* Task prompt
Leave the pictures out. Return all other data exactly.

┄┄┄┄┄┄

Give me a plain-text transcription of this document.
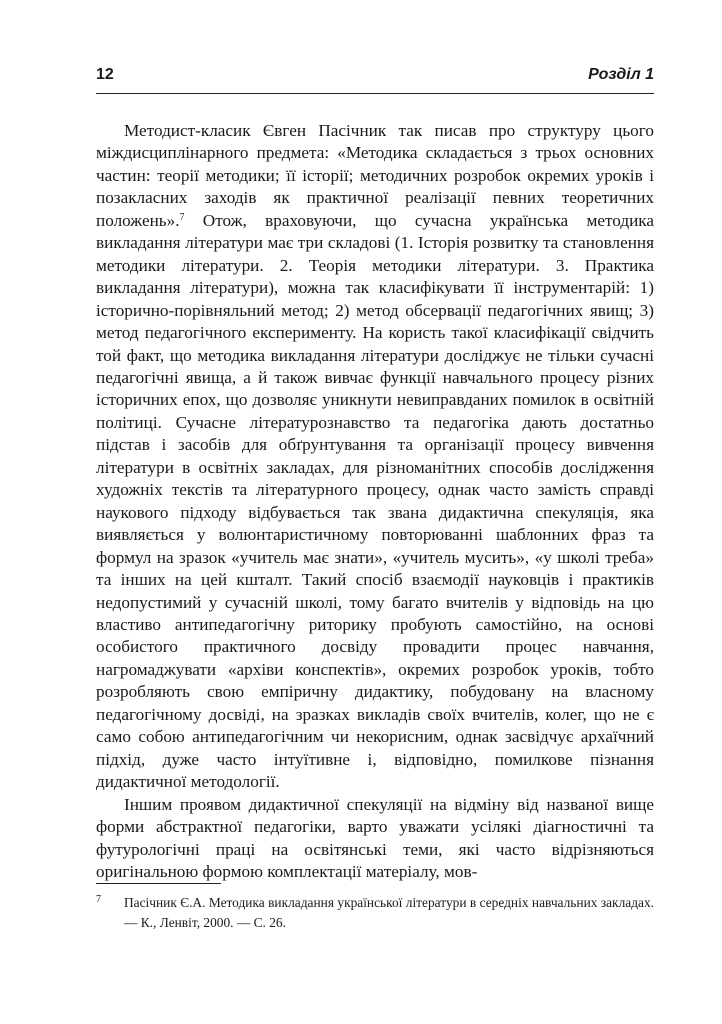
12	Розділ 1

Методист-класик Євген Пасічник так писав про структуру цього міждисциплінарного предмета: «Методика складається з трьох основних частин: теорії методики; її історії; методичних розробок окремих уроків і позакласних заходів як практичної реалізації певних теоретичних положень».$^7$ Отож, враховуючи, що сучасна українська методика викладання літератури має три складові (1. Історія розвитку та становлення методики літератури. 2. Теорія методики літератури. 3. Практика викладання літератури), можна так класифікувати її інструментарій: 1) історично-порівняльний метод; 2) метод обсервації педагогічних явищ; 3) метод педагогічного експерименту. На користь такої класифікації свідчить той факт, що методика викладання літератури досліджує не тільки сучасні педагогічні явища, а й також вивчає функції навчального процесу різних історичних епох, що дозволяє уникнути невиправданих помилок в освітній політиці. Сучасне літературознавство та педагогіка дають достатньо підстав і засобів для обґрунтування та організації процесу вивчення літератури в освітніх закладах, для різноманітних способів дослідження художніх текстів та літературного процесу, однак часто замість справді наукового підходу відбувається так звана дидактична спекуляція, яка виявляється у волюнтаристичному повторюванні шаблонних фраз та формул на зразок «учитель має знати», «учитель мусить», «у школі треба» та інших на цей кшталт. Такий спосіб взаємодії науковців і практиків недопустимий у сучасній школі, тому багато вчителів у відповідь на цю властиво антипедагогічну риторику пробують самостійно, на основі особистого практичного досвіду провадити процес навчання, нагромаджувати «архіви конспектів», окремих розробок уроків, тобто розробляють свою емпіричну дидактику, побудовану на власному педагогічному досвіді, на зразках викладів своїх вчителів, колег, що не є само собою антипедагогічним чи некорисним, однак засвідчує архаїчний підхід, дуже часто інтуїтивне і, відповідно, помилкове пізнання дидактичної методології.

Іншим проявом дидактичної спекуляції на відміну від названої вище форми абстрактної педагогіки, варто уважати усілякі діагностичні та футурологічні праці на освітянські теми, які часто відрізняються оригінальною формою комплектації матеріалу, мов-

7	Пасічник Є.А. Методика викладання української літератури в середніх навчальних закладах. — К., Ленвіт, 2000. — С. 26.
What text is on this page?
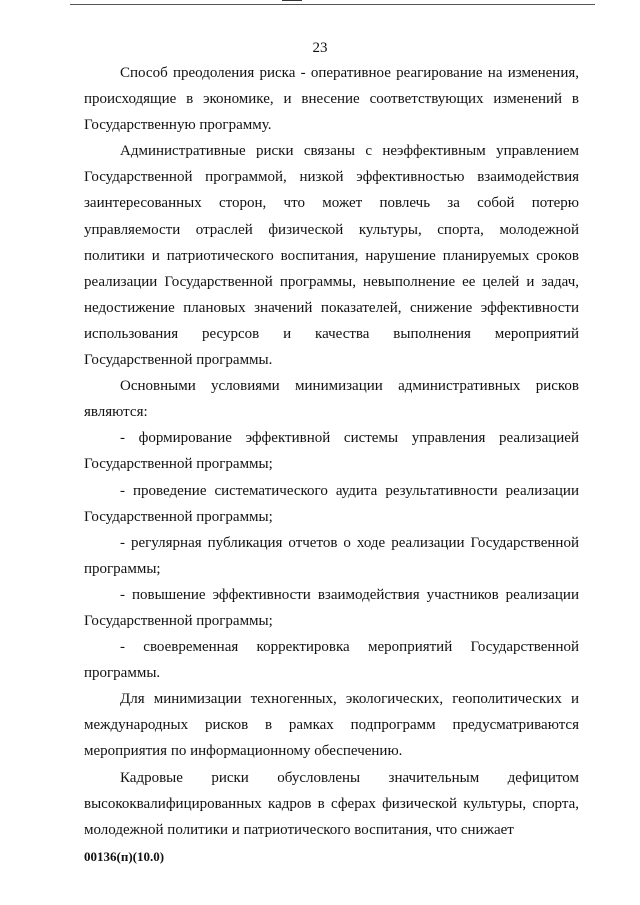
23

Способ преодоления риска - оперативное реагирование на изменения, происходящие в экономике, и внесение соответствующих изменений в Государственную программу.

Административные риски связаны с неэффективным управлением Государственной программой, низкой эффективностью взаимодействия заинтересованных сторон, что может повлечь за собой потерю управляемости отраслей физической культуры, спорта, молодежной политики и патриотического воспитания, нарушение планируемых сроков реализации Государственной программы, невыполнение ее целей и задач, недостижение плановых значений показателей, снижение эффективности использования ресурсов и качества выполнения мероприятий Государственной программы.

Основными условиями минимизации административных рисков являются:

- формирование эффективной системы управления реализацией Государственной программы;

- проведение систематического аудита результативности реализации Государственной программы;

- регулярная публикация отчетов о ходе реализации Государственной программы;

- повышение эффективности взаимодействия участников реализации Государственной программы;

- своевременная корректировка мероприятий Государственной программы.

Для минимизации техногенных, экологических, геополитических и международных рисков в рамках подпрограмм предусматриваются мероприятия по информационному обеспечению.

Кадровые риски обусловлены значительным дефицитом высококвалифицированных кадров в сферах физической культуры, спорта, молодежной политики и патриотического воспитания, что снижает

00136(п)(10.0)
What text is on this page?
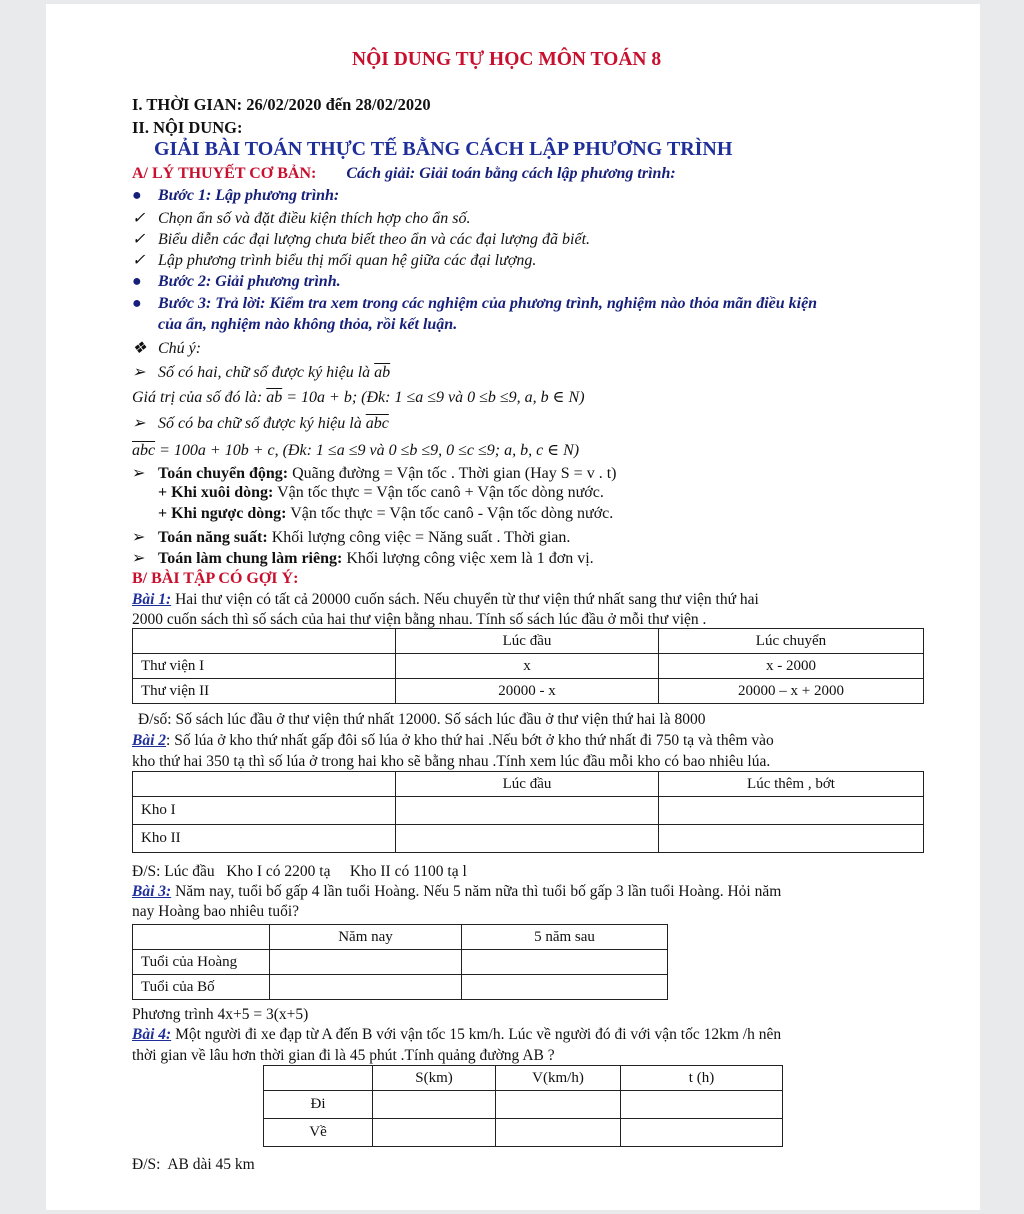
NỘI DUNG TỰ HỌC MÔN TOÁN 8
I. THỜI GIAN: 26/02/2020 đến 28/02/2020
II. NỘI DUNG:
GIẢI BÀI TOÁN THỰC TẾ BẰNG CÁCH LẬP PHƯƠNG TRÌNH
A/ LÝ THUYẾT CƠ BẢN: Cách giải: Giải toán bằng cách lập phương trình:
● Bước 1: Lập phương trình:
✓ Chọn ẩn số và đặt điều kiện thích hợp cho ẩn số.
✓ Biểu diễn các đại lượng chưa biết theo ẩn và các đại lượng đã biết.
✓ Lập phương trình biểu thị mối quan hệ giữa các đại lượng.
● Bước 2: Giải phương trình.
● Bước 3: Trả lời: Kiểm tra xem trong các nghiệm của phương trình, nghiệm nào thỏa mãn điều kiện
của ẩn, nghiệm nào không thỏa, rồi kết luận.
❖ Chú ý:
➢ Số có hai, chữ số được ký hiệu là $\overline{ab}$
Giá trị của số đó là: $\overline{ab} = 10a + b$; (Đk: 1 ≤a ≤9 và 0 ≤b ≤9, a, b ∈ N)
➢ Số có ba chữ số được ký hiệu là $\overline{abc}$
$\overline{abc} = 100a + 10b + c$, (Đk: 1 ≤a ≤9 và 0 ≤b ≤9, 0 ≤c ≤9; a, b, c ∈ N)
➢ Toán chuyển động: Quãng đường = Vận tốc . Thời gian (Hay S = v . t)
+ Khi xuôi dòng: Vận tốc thực = Vận tốc canô + Vận tốc dòng nước.
+ Khi ngược dòng: Vận tốc thực = Vận tốc canô - Vận tốc dòng nước.
➢ Toán năng suất: Khối lượng công việc = Năng suất . Thời gian.
➢ Toán làm chung làm riêng: Khối lượng công việc xem là 1 đơn vị.
B/ BÀI TẬP CÓ GỢI Ý:
Bài 1: Hai thư viện có tất cả 20000 cuốn sách. Nếu chuyển từ thư viện thứ nhất sang thư viện thứ hai
2000 cuốn sách thì số sách của hai thư viện bằng nhau. Tính số sách lúc đầu ở mỗi thư viện .
	Lúc đầu	Lúc chuyển
Thư viện I	x	x - 2000
Thư viện II	20000 - x	20000 – x + 2000
Đ/số: Số sách lúc đầu ở thư viện thứ nhất 12000. Số sách lúc đầu ở thư viện thứ hai là 8000
Bài 2: Số lúa ở kho thứ nhất gấp đôi số lúa ở kho thứ hai .Nếu bớt ở kho thứ nhất đi 750 tạ và thêm vào
kho thứ hai 350 tạ thì số lúa ở trong hai kho sẽ bằng nhau .Tính xem lúc đầu mỗi kho có bao nhiêu lúa.
	Lúc đầu	Lúc thêm , bớt
Kho I		
Kho II		
Đ/S: Lúc đầu   Kho I có 2200 tạ     Kho II có 1100 tạ l
Bài 3: Năm nay, tuổi bố gấp 4 lần tuổi Hoàng. Nếu 5 năm nữa thì tuổi bố gấp 3 lần tuổi Hoàng. Hỏi năm
nay Hoàng bao nhiêu tuổi?
	Năm nay	5 năm sau
Tuổi của Hoàng		
Tuổi của Bố		
Phương trình 4x+5 = 3(x+5)
Bài 4: Một người đi xe đạp từ A đến B với vận tốc 15 km/h. Lúc về người đó đi với vận tốc 12km /h nên
thời gian về lâu hơn thời gian đi là 45 phút .Tính quảng đường AB ?
	S(km)	V(km/h)	t (h)
Đi			
Về			
Đ/S:  AB dài 45 km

┄┄┄┄┄┄

* Written response
Give me a plain-text transcription of this document.
12	Розділ 1

Методист-класик Євген Пасічник так писав про структуру цього міждисциплінарного предмета: «Методика складається з трьох основних частин: теорії методики; її історії; методичних розробок окремих уроків і позакласних заходів як практичної реалізації певних теоретичних положень».$^7$ Отож, враховуючи, що сучасна українська методика викладання літератури має три складові (1. Історія розвитку та становлення методики літератури. 2. Теорія методики літератури. 3. Практика викладання літератури), можна так класифікувати її інструментарій: 1) історично-порівняльний метод; 2) метод обсервації педагогічних явищ; 3) метод педагогічного експерименту. На користь такої класифікації свідчить той факт, що методика викладання літератури досліджує не тільки сучасні педагогічні явища, а й також вивчає функції навчального процесу різних історичних епох, що дозволяє уникнути невиправданих помилок в освітній політиці. Сучасне літературознавство та педагогіка дають достатньо підстав і засобів для обґрунтування та організації процесу вивчення літератури в освітніх закладах, для різноманітних способів дослідження художніх текстів та літературного процесу, однак часто замість справді наукового підходу відбувається так звана дидактична спекуляція, яка виявляється у волюнтаристичному повторюванні шаблонних фраз та формул на зразок «учитель має знати», «учитель мусить», «у школі треба» та інших на цей кшталт. Такий спосіб взаємодії науковців і практиків недопустимий у сучасній школі, тому багато вчителів у відповідь на цю властиво антипедагогічну риторику пробують самостійно, на основі особистого практичного досвіду провадити процес навчання, нагромаджувати «архіви конспектів», окремих розробок уроків, тобто розробляють свою емпіричну дидактику, побудовану на власному педагогічному досвіді, на зразках викладів своїх вчителів, колег, що не є само собою антипедагогічним чи некорисним, однак засвідчує архаїчний підхід, дуже часто інтуїтивне і, відповідно, помилкове пізнання дидактичної методології.

Іншим проявом дидактичної спекуляції на відміну від названої вище форми абстрактної педагогіки, варто уважати усілякі діагностичні та футурологічні праці на освітянські теми, які часто відрізняються оригінальною формою комплектації матеріалу, мов-

7	Пасічник Є.А. Методика викладання української літератури в середніх навчальних закладах. — К., Ленвіт, 2000. — С. 26.
What text is on this page?
23

Способ преодоления риска - оперативное реагирование на изменения, происходящие в экономике, и внесение соответствующих изменений в Государственную программу.

Административные риски связаны с неэффективным управлением Государственной программой, низкой эффективностью взаимодействия заинтересованных сторон, что может повлечь за собой потерю управляемости отраслей физической культуры, спорта, молодежной политики и патриотического воспитания, нарушение планируемых сроков реализации Государственной программы, невыполнение ее целей и задач, недостижение плановых значений показателей, снижение эффективности использования ресурсов и качества выполнения мероприятий Государственной программы.

Основными условиями минимизации административных рисков являются:

- формирование эффективной системы управления реализацией Государственной программы;

- проведение систематического аудита результативности реализации Государственной программы;

- регулярная публикация отчетов о ходе реализации Государственной программы;

- повышение эффективности взаимодействия участников реализации Государственной программы;

- своевременная корректировка мероприятий Государственной программы.

Для минимизации техногенных, экологических, геополитических и международных рисков в рамках подпрограмм предусматриваются мероприятия по информационному обеспечению.

Кадровые риски обусловлены значительным дефицитом высококвалифицированных кадров в сферах физической культуры, спорта, молодежной политики и патриотического воспитания, что снижает

00136(п)(10.0)
What text is on this page?
NỘI DUNG TỰ HỌC MÔN TOÁN 8
I. THỜI GIAN: 26/02/2020 đến 28/02/2020
II. NỘI DUNG:
GIẢI BÀI TOÁN THỰC TẾ BẰNG CÁCH LẬP PHƯƠNG TRÌNH
A/ LÝ THUYẾT CƠ BẢN: Cách giải: Giải toán bằng cách lập phương trình:
● Bước 1: Lập phương trình:
✓ Chọn ẩn số và đặt điều kiện thích hợp cho ẩn số.
✓ Biểu diễn các đại lượng chưa biết theo ẩn và các đại lượng đã biết.
✓ Lập phương trình biểu thị mối quan hệ giữa các đại lượng.
● Bước 2: Giải phương trình.
● Bước 3: Trả lời: Kiểm tra xem trong các nghiệm của phương trình, nghiệm nào thỏa mãn điều kiện
của ẩn, nghiệm nào không thỏa, rồi kết luận.
❖ Chú ý:
➢ Số có hai, chữ số được ký hiệu là $\overline{ab}$
Giá trị của số đó là: $\overline{ab} = 10a + b$; (Đk: 1 ≤a ≤9 và 0 ≤b ≤9, a, b ∈ N)
➢ Số có ba chữ số được ký hiệu là $\overline{abc}$
$\overline{abc} = 100a + 10b + c$, (Đk: 1 ≤a ≤9 và 0 ≤b ≤9, 0 ≤c ≤9; a, b, c ∈ N)
➢ Toán chuyển động: Quãng đường = Vận tốc . Thời gian (Hay S = v . t)
+ Khi xuôi dòng: Vận tốc thực = Vận tốc canô + Vận tốc dòng nước.
+ Khi ngược dòng: Vận tốc thực = Vận tốc canô - Vận tốc dòng nước.
➢ Toán năng suất: Khối lượng công việc = Năng suất . Thời gian.
➢ Toán làm chung làm riêng: Khối lượng công việc xem là 1 đơn vị.
B/ BÀI TẬP CÓ GỢI Ý:
Bài 1: Hai thư viện có tất cả 20000 cuốn sách. Nếu chuyển từ thư viện thứ nhất sang thư viện thứ hai
2000 cuốn sách thì số sách của hai thư viện bằng nhau. Tính số sách lúc đầu ở mỗi thư viện .
	Lúc đầu	Lúc chuyển
Thư viện I	x	x - 2000
Thư viện II	20000 - x	20000 – x + 2000
Đ/số: Số sách lúc đầu ở thư viện thứ nhất 12000. Số sách lúc đầu ở thư viện thứ hai là 8000
Bài 2: Số lúa ở kho thứ nhất gấp đôi số lúa ở kho thứ hai .Nếu bớt ở kho thứ nhất đi 750 tạ và thêm vào
kho thứ hai 350 tạ thì số lúa ở trong hai kho sẽ bằng nhau .Tính xem lúc đầu mỗi kho có bao nhiêu lúa.
	Lúc đầu	Lúc thêm , bớt
Kho I		
Kho II		
Đ/S: Lúc đầu   Kho I có 2200 tạ     Kho II có 1100 tạ l
Bài 3: Năm nay, tuổi bố gấp 4 lần tuổi Hoàng. Nếu 5 năm nữa thì tuổi bố gấp 3 lần tuổi Hoàng. Hỏi năm
nay Hoàng bao nhiêu tuổi?
	Năm nay	5 năm sau
Tuổi của Hoàng		
Tuổi của Bố		
Phương trình 4x+5 = 3(x+5)
Bài 4: Một người đi xe đạp từ A đến B với vận tốc 15 km/h. Lúc về người đó đi với vận tốc 12km /h nên
thời gian về lâu hơn thời gian đi là 45 phút .Tính quảng đường AB ?
	S(km)	V(km/h)	t (h)
Đi			
Về			
Đ/S:  AB dài 45 km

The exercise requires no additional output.